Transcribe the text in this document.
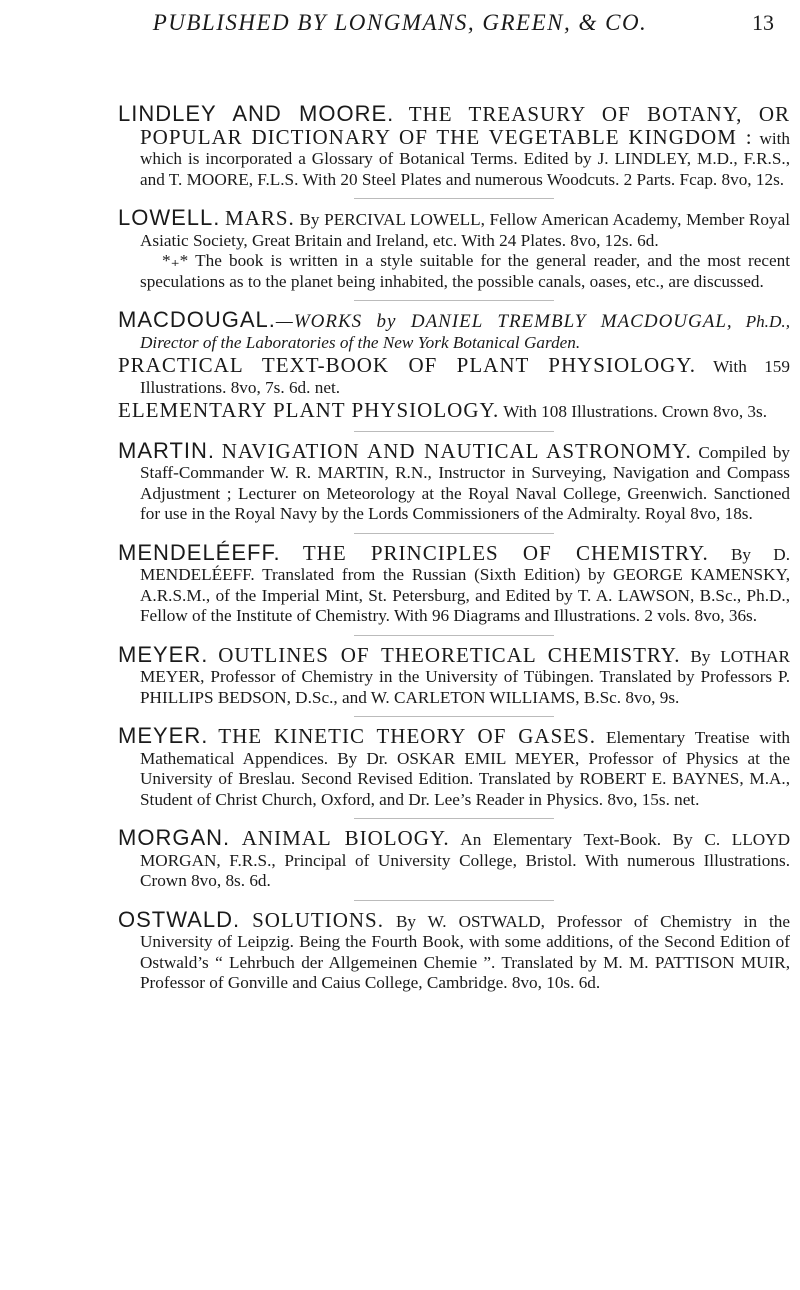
PUBLISHED BY LONGMANS, GREEN, & CO.	13

LINDLEY AND MOORE. THE TREASURY OF BOTANY, OR POPULAR DICTIONARY OF THE VEGETABLE KINGDOM : with which is incorporated a Glossary of Botanical Terms. Edited by J. LINDLEY, M.D., F.R.S., and T. MOORE, F.L.S. With 20 Steel Plates and numerous Woodcuts. 2 Parts. Fcap. 8vo, 12s.

LOWELL. MARS. By PERCIVAL LOWELL, Fellow American Academy, Member Royal Asiatic Society, Great Britain and Ireland, etc. With 24 Plates. 8vo, 12s. 6d.

*₊* The book is written in a style suitable for the general reader, and the most recent speculations as to the planet being inhabited, the possible canals, oases, etc., are discussed.

MACDOUGAL.—WORKS by DANIEL TREMBLY MACDOUGAL, Ph.D., Director of the Laboratories of the New York Botanical Garden.

PRACTICAL TEXT-BOOK OF PLANT PHYSIOLOGY. With 159 Illustrations. 8vo, 7s. 6d. net.

ELEMENTARY PLANT PHYSIOLOGY. With 108 Illustrations. Crown 8vo, 3s.

MARTIN. NAVIGATION AND NAUTICAL ASTRONOMY. Compiled by Staff-Commander W. R. MARTIN, R.N., Instructor in Surveying, Navigation and Compass Adjustment ; Lecturer on Meteorology at the Royal Naval College, Greenwich. Sanctioned for use in the Royal Navy by the Lords Commissioners of the Admiralty. Royal 8vo, 18s.

MENDELÉEFF. THE PRINCIPLES OF CHEMISTRY. By D. MENDELÉEFF. Translated from the Russian (Sixth Edition) by GEORGE KAMENSKY, A.R.S.M., of the Imperial Mint, St. Petersburg, and Edited by T. A. LAWSON, B.Sc., Ph.D., Fellow of the Institute of Chemistry. With 96 Diagrams and Illustrations. 2 vols. 8vo, 36s.

MEYER. OUTLINES OF THEORETICAL CHEMISTRY. By LOTHAR MEYER, Professor of Chemistry in the University of Tübingen. Translated by Professors P. PHILLIPS BEDSON, D.Sc., and W. CARLETON WILLIAMS, B.Sc. 8vo, 9s.

MEYER. THE KINETIC THEORY OF GASES. Elementary Treatise with Mathematical Appendices. By Dr. OSKAR EMIL MEYER, Professor of Physics at the University of Breslau. Second Revised Edition. Translated by ROBERT E. BAYNES, M.A., Student of Christ Church, Oxford, and Dr. Lee’s Reader in Physics. 8vo, 15s. net.

MORGAN. ANIMAL BIOLOGY. An Elementary Text-Book. By C. LLOYD MORGAN, F.R.S., Principal of University College, Bristol. With numerous Illustrations. Crown 8vo, 8s. 6d.

OSTWALD. SOLUTIONS. By W. OSTWALD, Professor of Chemistry in the University of Leipzig. Being the Fourth Book, with some additions, of the Second Edition of Ostwald’s “ Lehrbuch der Allgemeinen Chemie ”. Translated by M. M. PATTISON MUIR, Professor of Gonville and Caius College, Cambridge. 8vo, 10s. 6d.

************

Task instructions
Leaving the pictures aside, transcribe the entire listing exactly.

Solution for this task
Transcribe the text in this document.
PUBLISHED BY LONGMANS, GREEN, & CO.	13

LINDLEY AND MOORE. THE TREASURY OF BOTANY, OR POPULAR DICTIONARY OF THE VEGETABLE KINGDOM : with which is incorporated a Glossary of Botanical Terms. Edited by J. LINDLEY, M.D., F.R.S., and T. MOORE, F.L.S. With 20 Steel Plates and numerous Woodcuts. 2 Parts. Fcap. 8vo, 12s.

LOWELL. MARS. By PERCIVAL LOWELL, Fellow American Academy, Member Royal Asiatic Society, Great Britain and Ireland, etc. With 24 Plates. 8vo, 12s. 6d.

*₊* The book is written in a style suitable for the general reader, and the most recent speculations as to the planet being inhabited, the possible canals, oases, etc., are discussed.

MACDOUGAL.—WORKS by DANIEL TREMBLY MACDOUGAL, Ph.D., Director of the Laboratories of the New York Botanical Garden.

PRACTICAL TEXT-BOOK OF PLANT PHYSIOLOGY. With 159 Illustrations. 8vo, 7s. 6d. net.

ELEMENTARY PLANT PHYSIOLOGY. With 108 Illustrations. Crown 8vo, 3s.

MARTIN. NAVIGATION AND NAUTICAL ASTRONOMY. Compiled by Staff-Commander W. R. MARTIN, R.N., Instructor in Surveying, Navigation and Compass Adjustment ; Lecturer on Meteorology at the Royal Naval College, Greenwich. Sanctioned for use in the Royal Navy by the Lords Commissioners of the Admiralty. Royal 8vo, 18s.

MENDELÉEFF. THE PRINCIPLES OF CHEMISTRY. By D. MENDELÉEFF. Translated from the Russian (Sixth Edition) by GEORGE KAMENSKY, A.R.S.M., of the Imperial Mint, St. Petersburg, and Edited by T. A. LAWSON, B.Sc., Ph.D., Fellow of the Institute of Chemistry. With 96 Diagrams and Illustrations. 2 vols. 8vo, 36s.

MEYER. OUTLINES OF THEORETICAL CHEMISTRY. By LOTHAR MEYER, Professor of Chemistry in the University of Tübingen. Translated by Professors P. PHILLIPS BEDSON, D.Sc., and W. CARLETON WILLIAMS, B.Sc. 8vo, 9s.

MEYER. THE KINETIC THEORY OF GASES. Elementary Treatise with Mathematical Appendices. By Dr. OSKAR EMIL MEYER, Professor of Physics at the University of Breslau. Second Revised Edition. Translated by ROBERT E. BAYNES, M.A., Student of Christ Church, Oxford, and Dr. Lee’s Reader in Physics. 8vo, 15s. net.

MORGAN. ANIMAL BIOLOGY. An Elementary Text-Book. By C. LLOYD MORGAN, F.R.S., Principal of University College, Bristol. With numerous Illustrations. Crown 8vo, 8s. 6d.

OSTWALD. SOLUTIONS. By W. OSTWALD, Professor of Chemistry in the University of Leipzig. Being the Fourth Book, with some additions, of the Second Edition of Ostwald’s “ Lehrbuch der Allgemeinen Chemie ”. Translated by M. M. PATTISON MUIR, Professor of Gonville and Caius College, Cambridge. 8vo, 10s. 6d.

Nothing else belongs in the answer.